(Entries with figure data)
....

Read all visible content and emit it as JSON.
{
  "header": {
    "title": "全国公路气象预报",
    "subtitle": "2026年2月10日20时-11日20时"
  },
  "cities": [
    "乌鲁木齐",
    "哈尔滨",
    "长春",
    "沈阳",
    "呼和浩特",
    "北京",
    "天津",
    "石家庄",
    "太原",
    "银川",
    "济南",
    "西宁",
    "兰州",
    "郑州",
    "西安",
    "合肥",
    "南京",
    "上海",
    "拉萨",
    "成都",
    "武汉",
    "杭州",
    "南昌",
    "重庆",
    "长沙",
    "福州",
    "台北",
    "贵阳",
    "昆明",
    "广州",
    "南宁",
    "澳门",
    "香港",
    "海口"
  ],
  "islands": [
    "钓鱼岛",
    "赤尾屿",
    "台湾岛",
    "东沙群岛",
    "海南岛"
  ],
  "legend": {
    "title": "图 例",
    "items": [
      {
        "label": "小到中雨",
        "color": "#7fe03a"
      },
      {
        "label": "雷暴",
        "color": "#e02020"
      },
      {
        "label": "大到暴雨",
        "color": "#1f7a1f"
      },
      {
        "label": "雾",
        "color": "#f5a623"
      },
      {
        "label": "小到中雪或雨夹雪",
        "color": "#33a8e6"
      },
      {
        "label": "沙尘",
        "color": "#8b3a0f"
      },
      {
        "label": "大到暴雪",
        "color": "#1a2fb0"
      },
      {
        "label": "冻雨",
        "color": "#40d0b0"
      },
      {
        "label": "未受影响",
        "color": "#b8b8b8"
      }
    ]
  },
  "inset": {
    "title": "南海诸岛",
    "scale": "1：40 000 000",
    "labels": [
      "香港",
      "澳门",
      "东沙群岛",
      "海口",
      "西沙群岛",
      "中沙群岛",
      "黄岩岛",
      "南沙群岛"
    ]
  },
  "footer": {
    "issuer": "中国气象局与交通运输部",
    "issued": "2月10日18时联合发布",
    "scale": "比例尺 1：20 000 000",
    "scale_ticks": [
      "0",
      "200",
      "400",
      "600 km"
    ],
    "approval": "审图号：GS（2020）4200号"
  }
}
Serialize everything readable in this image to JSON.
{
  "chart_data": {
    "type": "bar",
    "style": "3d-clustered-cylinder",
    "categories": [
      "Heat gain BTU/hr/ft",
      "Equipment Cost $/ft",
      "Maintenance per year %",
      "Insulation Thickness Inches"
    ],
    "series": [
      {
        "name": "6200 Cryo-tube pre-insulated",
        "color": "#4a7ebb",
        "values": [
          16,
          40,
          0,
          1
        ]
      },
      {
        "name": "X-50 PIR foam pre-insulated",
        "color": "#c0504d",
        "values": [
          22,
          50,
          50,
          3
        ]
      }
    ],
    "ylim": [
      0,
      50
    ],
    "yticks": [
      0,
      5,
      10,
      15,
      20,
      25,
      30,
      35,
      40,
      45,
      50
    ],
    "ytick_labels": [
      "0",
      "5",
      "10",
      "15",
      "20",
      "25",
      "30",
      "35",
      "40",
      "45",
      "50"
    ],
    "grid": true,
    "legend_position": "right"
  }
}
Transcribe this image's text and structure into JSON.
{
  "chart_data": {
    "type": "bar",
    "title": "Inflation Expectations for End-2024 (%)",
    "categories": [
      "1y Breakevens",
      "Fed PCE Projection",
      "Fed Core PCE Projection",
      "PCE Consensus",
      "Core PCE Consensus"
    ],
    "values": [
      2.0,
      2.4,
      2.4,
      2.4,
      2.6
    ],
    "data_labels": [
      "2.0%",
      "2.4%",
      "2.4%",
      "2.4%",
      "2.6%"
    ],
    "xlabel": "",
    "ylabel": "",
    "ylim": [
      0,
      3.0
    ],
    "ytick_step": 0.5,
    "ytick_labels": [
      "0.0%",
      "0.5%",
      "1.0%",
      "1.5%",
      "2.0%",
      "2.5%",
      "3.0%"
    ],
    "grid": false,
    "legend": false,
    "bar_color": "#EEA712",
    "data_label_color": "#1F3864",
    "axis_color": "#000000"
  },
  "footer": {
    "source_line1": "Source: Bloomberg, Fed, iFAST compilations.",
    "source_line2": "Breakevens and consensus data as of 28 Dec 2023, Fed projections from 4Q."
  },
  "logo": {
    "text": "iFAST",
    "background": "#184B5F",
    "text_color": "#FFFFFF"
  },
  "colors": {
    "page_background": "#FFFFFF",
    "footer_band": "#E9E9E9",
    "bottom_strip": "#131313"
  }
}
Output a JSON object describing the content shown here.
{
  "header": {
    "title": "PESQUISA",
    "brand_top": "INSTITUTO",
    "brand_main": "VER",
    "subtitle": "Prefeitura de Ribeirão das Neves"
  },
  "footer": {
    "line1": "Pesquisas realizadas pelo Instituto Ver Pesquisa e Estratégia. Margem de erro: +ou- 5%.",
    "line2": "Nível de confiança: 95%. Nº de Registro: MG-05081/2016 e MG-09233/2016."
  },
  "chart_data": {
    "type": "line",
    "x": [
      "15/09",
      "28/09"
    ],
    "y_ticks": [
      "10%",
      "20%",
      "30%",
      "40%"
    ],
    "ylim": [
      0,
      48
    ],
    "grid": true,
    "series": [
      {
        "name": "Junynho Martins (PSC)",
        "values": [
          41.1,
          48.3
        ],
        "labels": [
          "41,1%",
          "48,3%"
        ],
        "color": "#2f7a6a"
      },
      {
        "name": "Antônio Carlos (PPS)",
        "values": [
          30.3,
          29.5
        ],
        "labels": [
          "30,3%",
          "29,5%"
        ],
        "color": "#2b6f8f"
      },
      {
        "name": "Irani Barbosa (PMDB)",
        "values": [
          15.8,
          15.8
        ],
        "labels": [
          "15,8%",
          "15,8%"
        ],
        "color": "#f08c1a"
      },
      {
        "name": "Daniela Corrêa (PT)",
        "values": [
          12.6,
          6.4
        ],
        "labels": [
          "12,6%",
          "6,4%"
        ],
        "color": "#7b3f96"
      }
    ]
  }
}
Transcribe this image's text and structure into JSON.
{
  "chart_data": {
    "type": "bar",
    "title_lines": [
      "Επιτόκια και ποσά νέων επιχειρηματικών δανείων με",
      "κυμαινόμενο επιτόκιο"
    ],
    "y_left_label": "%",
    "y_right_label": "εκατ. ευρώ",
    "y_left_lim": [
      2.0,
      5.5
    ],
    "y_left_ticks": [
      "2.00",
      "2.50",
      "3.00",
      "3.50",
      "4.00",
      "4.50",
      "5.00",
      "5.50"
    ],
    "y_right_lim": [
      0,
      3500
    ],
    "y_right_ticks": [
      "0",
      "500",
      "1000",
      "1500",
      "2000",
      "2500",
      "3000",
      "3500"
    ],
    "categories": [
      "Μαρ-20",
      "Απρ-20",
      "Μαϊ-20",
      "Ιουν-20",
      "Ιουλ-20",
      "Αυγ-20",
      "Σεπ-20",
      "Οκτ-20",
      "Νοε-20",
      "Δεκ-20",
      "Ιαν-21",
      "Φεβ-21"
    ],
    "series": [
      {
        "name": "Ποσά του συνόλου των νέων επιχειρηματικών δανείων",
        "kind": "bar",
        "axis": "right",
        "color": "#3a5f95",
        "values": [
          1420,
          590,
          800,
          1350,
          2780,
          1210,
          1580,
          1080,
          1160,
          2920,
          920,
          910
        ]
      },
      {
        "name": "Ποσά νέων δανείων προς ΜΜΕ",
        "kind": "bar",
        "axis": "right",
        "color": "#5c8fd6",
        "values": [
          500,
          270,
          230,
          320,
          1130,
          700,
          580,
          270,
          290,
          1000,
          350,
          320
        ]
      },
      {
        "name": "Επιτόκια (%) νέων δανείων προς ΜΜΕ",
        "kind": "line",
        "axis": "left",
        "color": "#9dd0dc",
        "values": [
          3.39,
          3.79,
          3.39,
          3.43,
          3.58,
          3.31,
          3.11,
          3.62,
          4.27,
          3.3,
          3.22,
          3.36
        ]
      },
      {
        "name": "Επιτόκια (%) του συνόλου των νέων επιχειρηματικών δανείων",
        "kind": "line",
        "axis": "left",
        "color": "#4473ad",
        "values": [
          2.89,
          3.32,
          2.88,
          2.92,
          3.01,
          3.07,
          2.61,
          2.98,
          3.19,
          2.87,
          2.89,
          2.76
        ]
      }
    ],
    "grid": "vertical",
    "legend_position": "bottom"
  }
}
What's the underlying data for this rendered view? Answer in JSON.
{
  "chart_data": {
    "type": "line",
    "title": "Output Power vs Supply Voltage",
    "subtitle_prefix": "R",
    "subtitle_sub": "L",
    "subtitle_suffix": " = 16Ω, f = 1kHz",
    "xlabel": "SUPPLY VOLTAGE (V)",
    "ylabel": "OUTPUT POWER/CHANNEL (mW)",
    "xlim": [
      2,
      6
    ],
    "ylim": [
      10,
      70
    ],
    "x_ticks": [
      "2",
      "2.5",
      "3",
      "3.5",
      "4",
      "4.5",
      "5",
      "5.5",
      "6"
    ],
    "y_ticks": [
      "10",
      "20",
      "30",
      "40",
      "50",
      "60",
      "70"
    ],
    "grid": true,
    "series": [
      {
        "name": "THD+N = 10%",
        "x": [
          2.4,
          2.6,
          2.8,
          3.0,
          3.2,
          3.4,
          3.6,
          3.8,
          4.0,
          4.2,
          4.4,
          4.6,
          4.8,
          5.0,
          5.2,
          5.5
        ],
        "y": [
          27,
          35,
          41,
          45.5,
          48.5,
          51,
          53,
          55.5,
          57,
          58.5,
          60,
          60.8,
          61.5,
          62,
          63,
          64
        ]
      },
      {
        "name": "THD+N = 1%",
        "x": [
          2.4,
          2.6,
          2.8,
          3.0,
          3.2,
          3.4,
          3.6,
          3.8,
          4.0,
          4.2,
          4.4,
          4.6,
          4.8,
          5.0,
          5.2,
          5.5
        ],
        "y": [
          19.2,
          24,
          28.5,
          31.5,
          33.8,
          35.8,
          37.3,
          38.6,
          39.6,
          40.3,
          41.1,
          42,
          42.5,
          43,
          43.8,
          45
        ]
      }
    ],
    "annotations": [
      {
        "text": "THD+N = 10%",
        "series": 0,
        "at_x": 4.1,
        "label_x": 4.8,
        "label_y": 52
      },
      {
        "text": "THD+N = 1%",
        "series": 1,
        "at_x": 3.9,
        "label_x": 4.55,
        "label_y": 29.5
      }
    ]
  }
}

....

### Do this
Filter lines by "επιχειρηματικών" and return each hit.

### Exercise solution
      "Επιτόκια και ποσά νέων επιχειρηματικών δανείων με",
        "name": "Ποσά του συνόλου των νέων επιχειρηματικών δανείων",
        "name": "Επιτόκια (%) του συνόλου των νέων επιχειρηματικών δανείων",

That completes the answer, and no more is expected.